◆ **What is asked**
Here are some records; quote them exactly, leaving out the pictures.

Dataset items
■ ■ ■

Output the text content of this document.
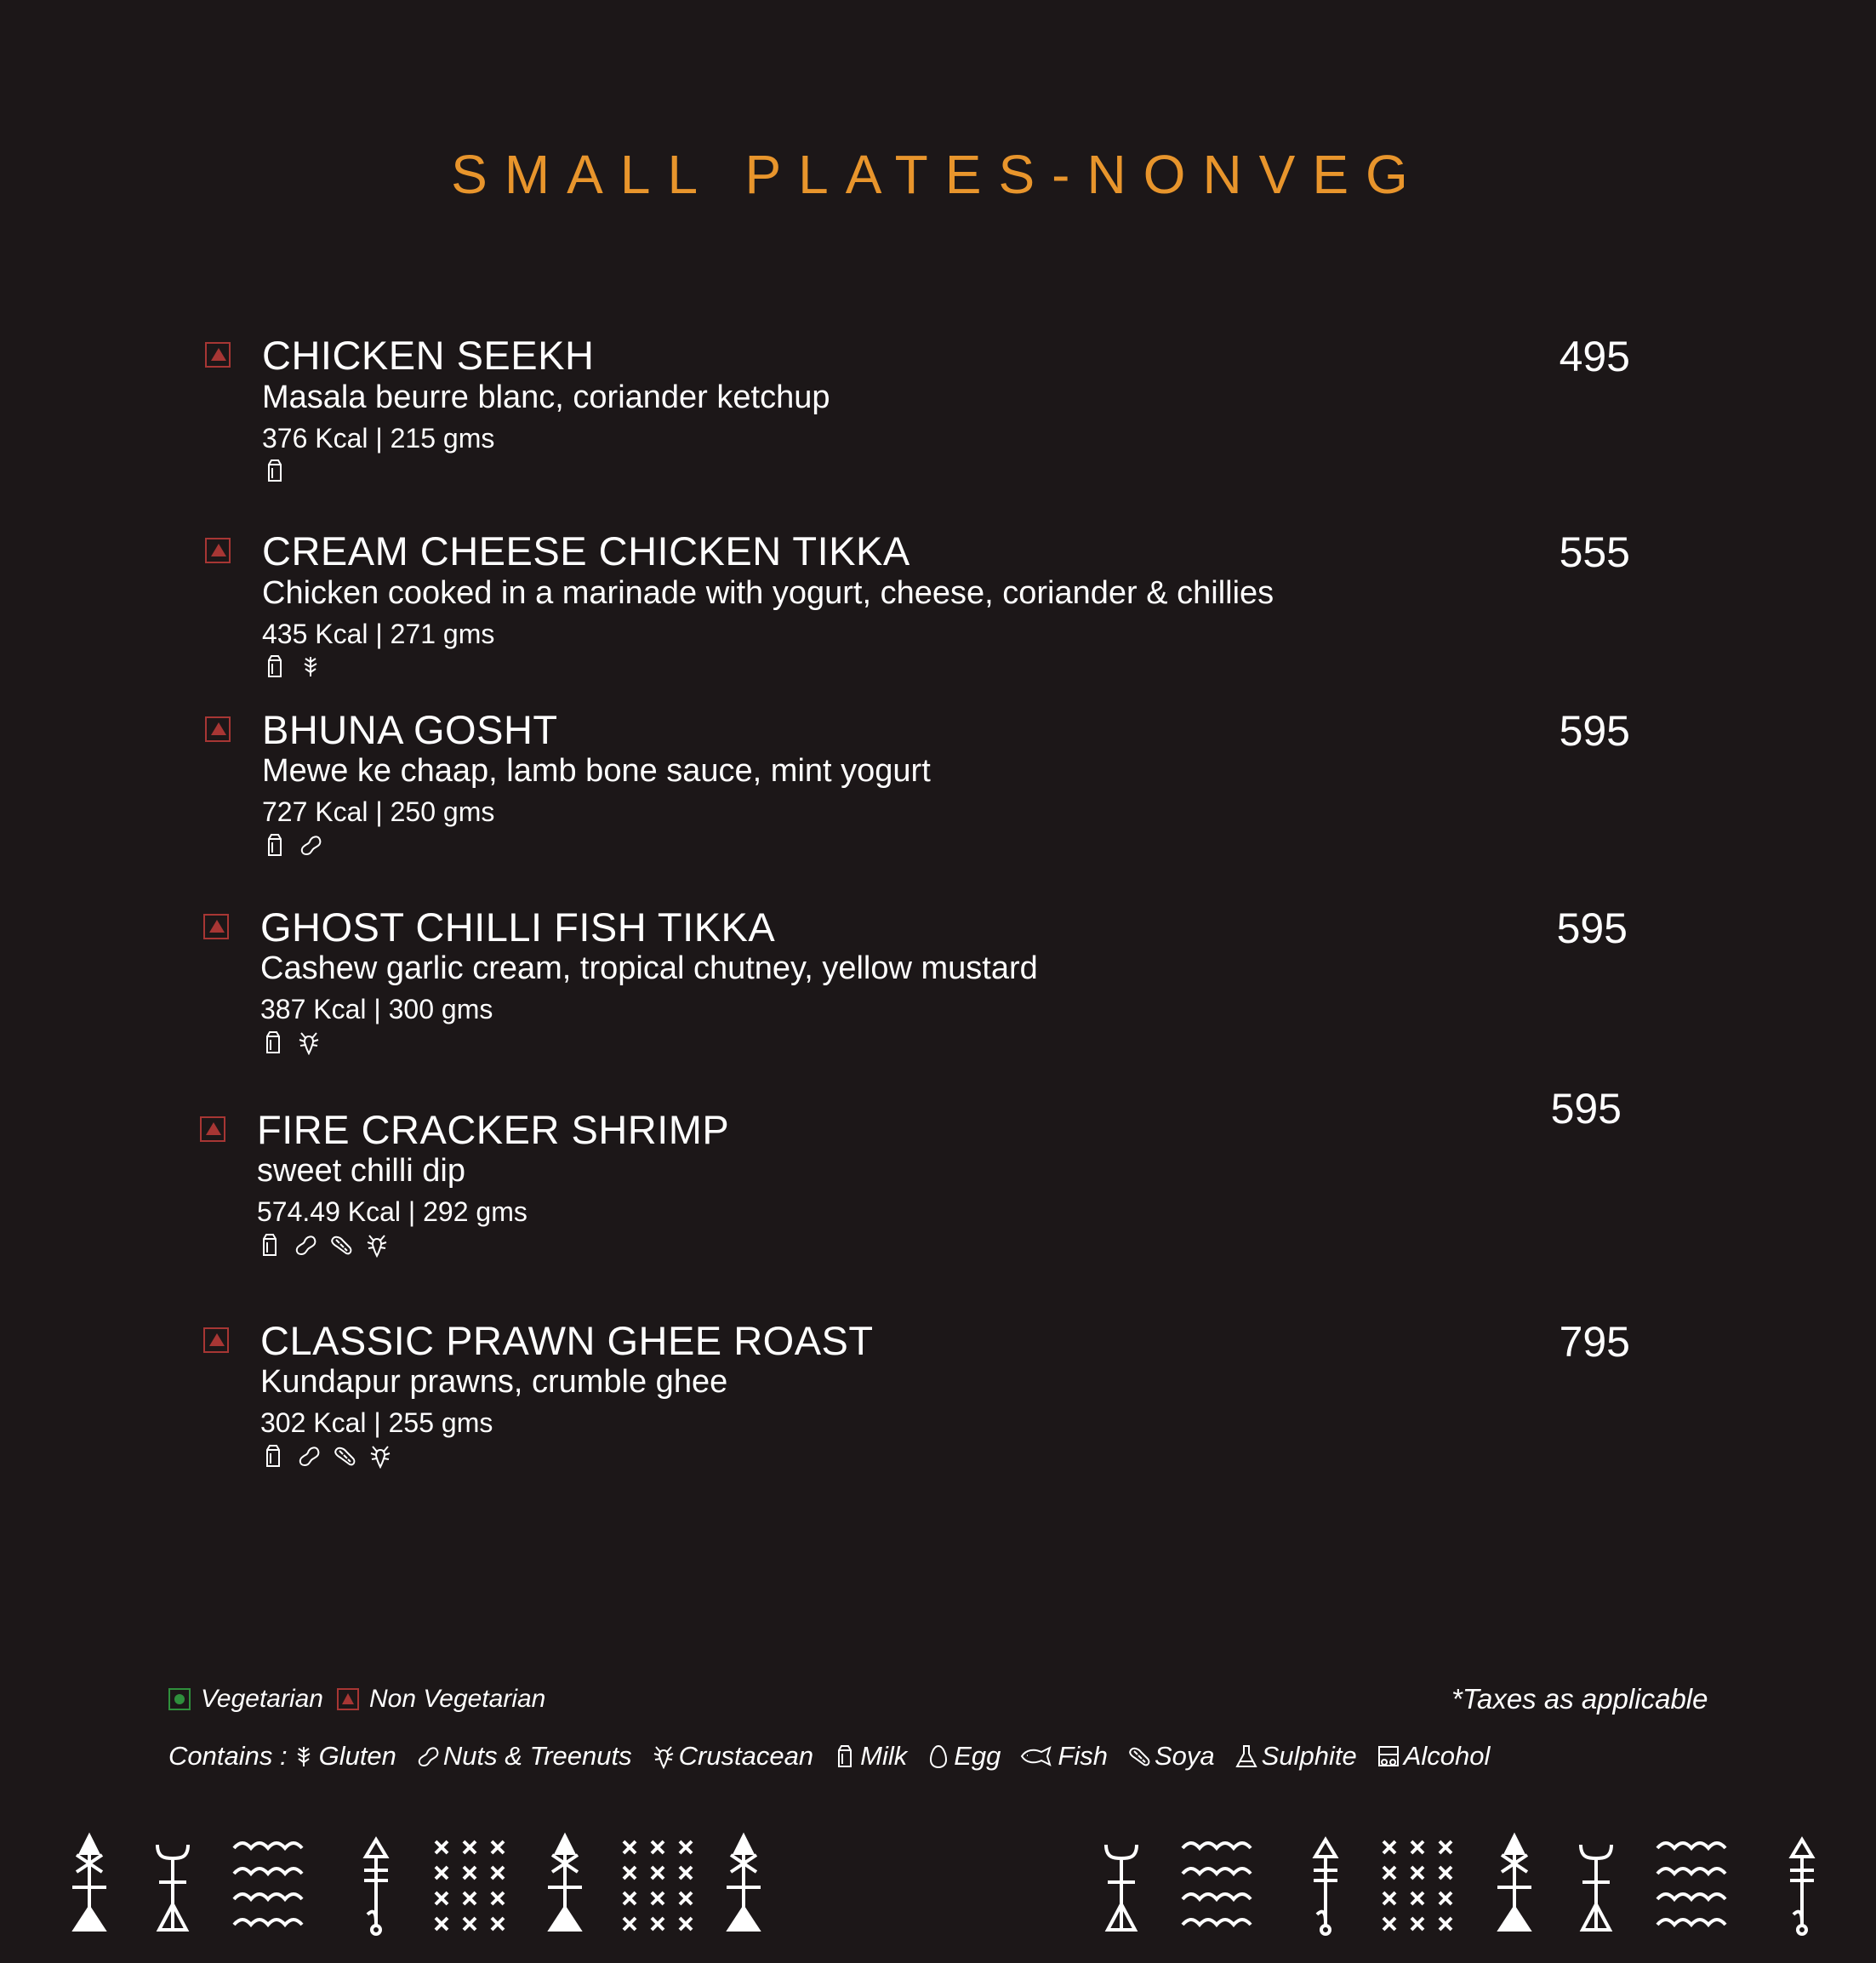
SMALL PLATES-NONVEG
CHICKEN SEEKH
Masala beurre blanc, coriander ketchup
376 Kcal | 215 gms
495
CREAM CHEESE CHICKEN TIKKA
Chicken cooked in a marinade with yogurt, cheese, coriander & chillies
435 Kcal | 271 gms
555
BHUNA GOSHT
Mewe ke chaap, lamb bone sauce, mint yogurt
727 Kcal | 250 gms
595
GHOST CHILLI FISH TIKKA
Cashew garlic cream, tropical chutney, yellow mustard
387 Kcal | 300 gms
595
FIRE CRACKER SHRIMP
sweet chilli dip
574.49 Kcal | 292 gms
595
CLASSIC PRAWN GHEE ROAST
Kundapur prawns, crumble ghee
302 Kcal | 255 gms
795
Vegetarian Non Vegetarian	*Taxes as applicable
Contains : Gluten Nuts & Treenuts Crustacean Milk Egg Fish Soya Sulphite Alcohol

■ ■ ■

◆ **Written answer**
Output the text content of this document.
SMALL PLATES-NONVEG
CHICKEN SEEKH
Masala beurre blanc, coriander ketchup
376 Kcal | 215 gms
495
CREAM CHEESE CHICKEN TIKKA
Chicken cooked in a marinade with yogurt, cheese, coriander & chillies
435 Kcal | 271 gms
555
BHUNA GOSHT
Mewe ke chaap, lamb bone sauce, mint yogurt
727 Kcal | 250 gms
595
GHOST CHILLI FISH TIKKA
Cashew garlic cream, tropical chutney, yellow mustard
387 Kcal | 300 gms
595
FIRE CRACKER SHRIMP
sweet chilli dip
574.49 Kcal | 292 gms
595
CLASSIC PRAWN GHEE ROAST
Kundapur prawns, crumble ghee
302 Kcal | 255 gms
795
Vegetarian Non Vegetarian	*Taxes as applicable
Contains : Gluten Nuts & Treenuts Crustacean Milk Egg Fish Soya Sulphite Alcohol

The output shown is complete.